To do:
Starting at the line containing "Extract all elements" and stopping after the line containing "Point <box>141 247 163 261</box>", write out those data lines again with "Rounded box" substituted for "FancyBboxPatch shape" and all else unchanged.

Data provided:
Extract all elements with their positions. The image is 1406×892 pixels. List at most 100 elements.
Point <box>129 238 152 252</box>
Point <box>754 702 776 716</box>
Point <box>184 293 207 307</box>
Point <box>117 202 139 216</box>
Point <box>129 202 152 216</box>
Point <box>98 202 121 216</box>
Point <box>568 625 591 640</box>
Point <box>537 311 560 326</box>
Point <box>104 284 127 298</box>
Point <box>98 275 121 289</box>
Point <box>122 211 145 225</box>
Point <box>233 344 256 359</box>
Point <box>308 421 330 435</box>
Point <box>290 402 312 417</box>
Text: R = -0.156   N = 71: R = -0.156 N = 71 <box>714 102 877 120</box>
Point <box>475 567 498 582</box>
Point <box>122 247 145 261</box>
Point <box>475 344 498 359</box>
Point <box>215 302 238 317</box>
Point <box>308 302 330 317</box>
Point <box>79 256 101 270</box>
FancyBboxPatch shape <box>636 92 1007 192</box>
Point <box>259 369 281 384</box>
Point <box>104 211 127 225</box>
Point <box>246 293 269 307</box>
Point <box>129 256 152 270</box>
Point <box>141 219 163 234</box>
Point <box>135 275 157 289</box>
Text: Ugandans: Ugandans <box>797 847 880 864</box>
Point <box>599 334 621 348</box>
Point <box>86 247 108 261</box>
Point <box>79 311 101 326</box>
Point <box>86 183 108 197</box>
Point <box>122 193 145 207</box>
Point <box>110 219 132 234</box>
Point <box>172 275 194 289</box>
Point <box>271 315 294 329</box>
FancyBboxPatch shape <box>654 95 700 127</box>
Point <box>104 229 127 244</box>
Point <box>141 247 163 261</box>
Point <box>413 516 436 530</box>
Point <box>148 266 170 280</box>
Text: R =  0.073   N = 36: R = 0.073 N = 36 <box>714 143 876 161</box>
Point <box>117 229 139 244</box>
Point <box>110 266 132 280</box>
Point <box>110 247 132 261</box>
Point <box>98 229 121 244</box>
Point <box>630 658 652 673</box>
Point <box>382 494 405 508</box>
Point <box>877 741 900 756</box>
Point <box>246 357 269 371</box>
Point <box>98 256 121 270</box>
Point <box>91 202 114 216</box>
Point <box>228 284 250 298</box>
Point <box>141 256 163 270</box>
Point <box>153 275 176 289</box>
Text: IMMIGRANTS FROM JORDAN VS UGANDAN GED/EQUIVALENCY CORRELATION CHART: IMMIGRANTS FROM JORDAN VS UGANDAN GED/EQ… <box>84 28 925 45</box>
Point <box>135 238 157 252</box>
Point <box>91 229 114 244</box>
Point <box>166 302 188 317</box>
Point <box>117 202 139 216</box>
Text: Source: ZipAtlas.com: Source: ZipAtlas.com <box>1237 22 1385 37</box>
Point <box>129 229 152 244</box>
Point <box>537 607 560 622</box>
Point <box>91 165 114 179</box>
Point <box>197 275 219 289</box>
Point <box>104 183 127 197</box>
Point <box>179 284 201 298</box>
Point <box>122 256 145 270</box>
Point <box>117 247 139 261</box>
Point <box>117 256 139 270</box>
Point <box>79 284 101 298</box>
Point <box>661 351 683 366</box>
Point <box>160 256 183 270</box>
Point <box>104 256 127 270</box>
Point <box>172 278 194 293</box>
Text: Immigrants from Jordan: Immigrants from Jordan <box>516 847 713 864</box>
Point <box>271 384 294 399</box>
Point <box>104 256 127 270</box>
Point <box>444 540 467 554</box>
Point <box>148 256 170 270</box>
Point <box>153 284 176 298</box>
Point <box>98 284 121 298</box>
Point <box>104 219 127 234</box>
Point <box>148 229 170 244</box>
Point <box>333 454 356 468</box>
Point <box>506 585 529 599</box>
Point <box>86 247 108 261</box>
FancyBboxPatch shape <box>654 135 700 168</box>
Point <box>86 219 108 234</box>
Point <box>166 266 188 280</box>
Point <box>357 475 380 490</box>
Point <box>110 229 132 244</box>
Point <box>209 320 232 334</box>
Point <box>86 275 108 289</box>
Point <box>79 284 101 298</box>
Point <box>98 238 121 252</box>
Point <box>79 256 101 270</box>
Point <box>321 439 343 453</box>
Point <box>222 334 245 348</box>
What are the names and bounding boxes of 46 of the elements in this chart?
---
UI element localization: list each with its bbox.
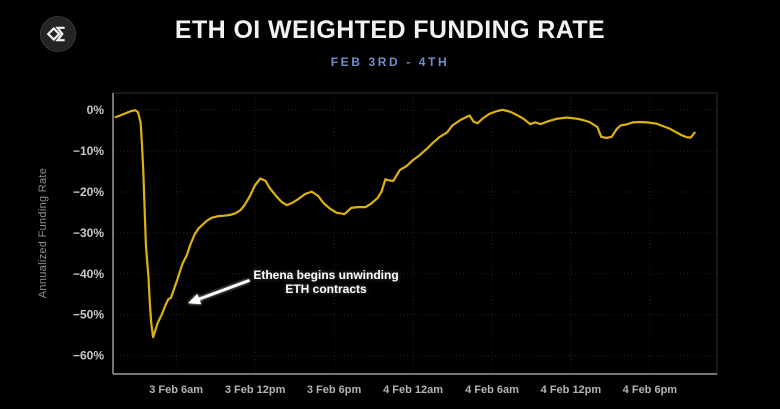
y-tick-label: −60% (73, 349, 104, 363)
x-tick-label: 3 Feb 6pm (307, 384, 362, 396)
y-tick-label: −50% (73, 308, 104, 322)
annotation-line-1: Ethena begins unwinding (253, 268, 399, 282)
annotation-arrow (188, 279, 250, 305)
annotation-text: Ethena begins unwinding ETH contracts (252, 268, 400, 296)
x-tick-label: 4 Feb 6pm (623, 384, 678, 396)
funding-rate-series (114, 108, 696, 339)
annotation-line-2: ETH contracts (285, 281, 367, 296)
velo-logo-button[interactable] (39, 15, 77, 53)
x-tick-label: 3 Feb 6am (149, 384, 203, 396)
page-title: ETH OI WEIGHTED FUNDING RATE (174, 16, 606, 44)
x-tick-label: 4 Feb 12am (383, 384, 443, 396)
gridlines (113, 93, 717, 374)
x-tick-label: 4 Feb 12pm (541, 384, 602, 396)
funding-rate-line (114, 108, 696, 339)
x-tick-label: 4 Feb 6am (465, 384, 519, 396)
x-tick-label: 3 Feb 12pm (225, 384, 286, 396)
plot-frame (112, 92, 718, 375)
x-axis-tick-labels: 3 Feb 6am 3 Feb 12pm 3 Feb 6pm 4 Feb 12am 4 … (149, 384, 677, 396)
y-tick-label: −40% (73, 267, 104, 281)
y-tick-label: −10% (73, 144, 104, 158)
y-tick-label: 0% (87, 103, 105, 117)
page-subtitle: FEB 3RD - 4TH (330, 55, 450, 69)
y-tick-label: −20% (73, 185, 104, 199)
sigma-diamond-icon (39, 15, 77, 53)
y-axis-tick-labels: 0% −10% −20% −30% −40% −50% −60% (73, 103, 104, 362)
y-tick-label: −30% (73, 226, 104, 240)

Result below:
Extract all elements with their positions. The image is 1406×892 pixels. List at most 100 elements.
Point <box>129 238 152 252</box>
Point <box>754 702 776 716</box>
Point <box>184 293 207 307</box>
Point <box>117 202 139 216</box>
Point <box>129 202 152 216</box>
Point <box>98 202 121 216</box>
Point <box>568 625 591 640</box>
Point <box>537 311 560 326</box>
Point <box>104 284 127 298</box>
Point <box>98 275 121 289</box>
Point <box>122 211 145 225</box>
Point <box>233 344 256 359</box>
Point <box>308 421 330 435</box>
Point <box>290 402 312 417</box>
Text: R = -0.156   N = 71: R = -0.156 N = 71 <box>714 102 877 120</box>
Point <box>475 567 498 582</box>
Point <box>122 247 145 261</box>
Point <box>475 344 498 359</box>
Point <box>215 302 238 317</box>
Point <box>308 302 330 317</box>
Point <box>79 256 101 270</box>
Rounded box <box>636 92 1007 192</box>
Point <box>259 369 281 384</box>
Point <box>104 211 127 225</box>
Point <box>246 293 269 307</box>
Point <box>129 256 152 270</box>
Point <box>141 219 163 234</box>
Point <box>135 275 157 289</box>
Text: Ugandans: Ugandans <box>797 847 880 864</box>
Point <box>599 334 621 348</box>
Point <box>86 247 108 261</box>
Point <box>79 311 101 326</box>
Point <box>86 183 108 197</box>
Point <box>122 193 145 207</box>
Point <box>110 219 132 234</box>
Point <box>172 275 194 289</box>
Point <box>271 315 294 329</box>
Rounded box <box>654 95 700 127</box>
Point <box>104 229 127 244</box>
Point <box>141 247 163 261</box>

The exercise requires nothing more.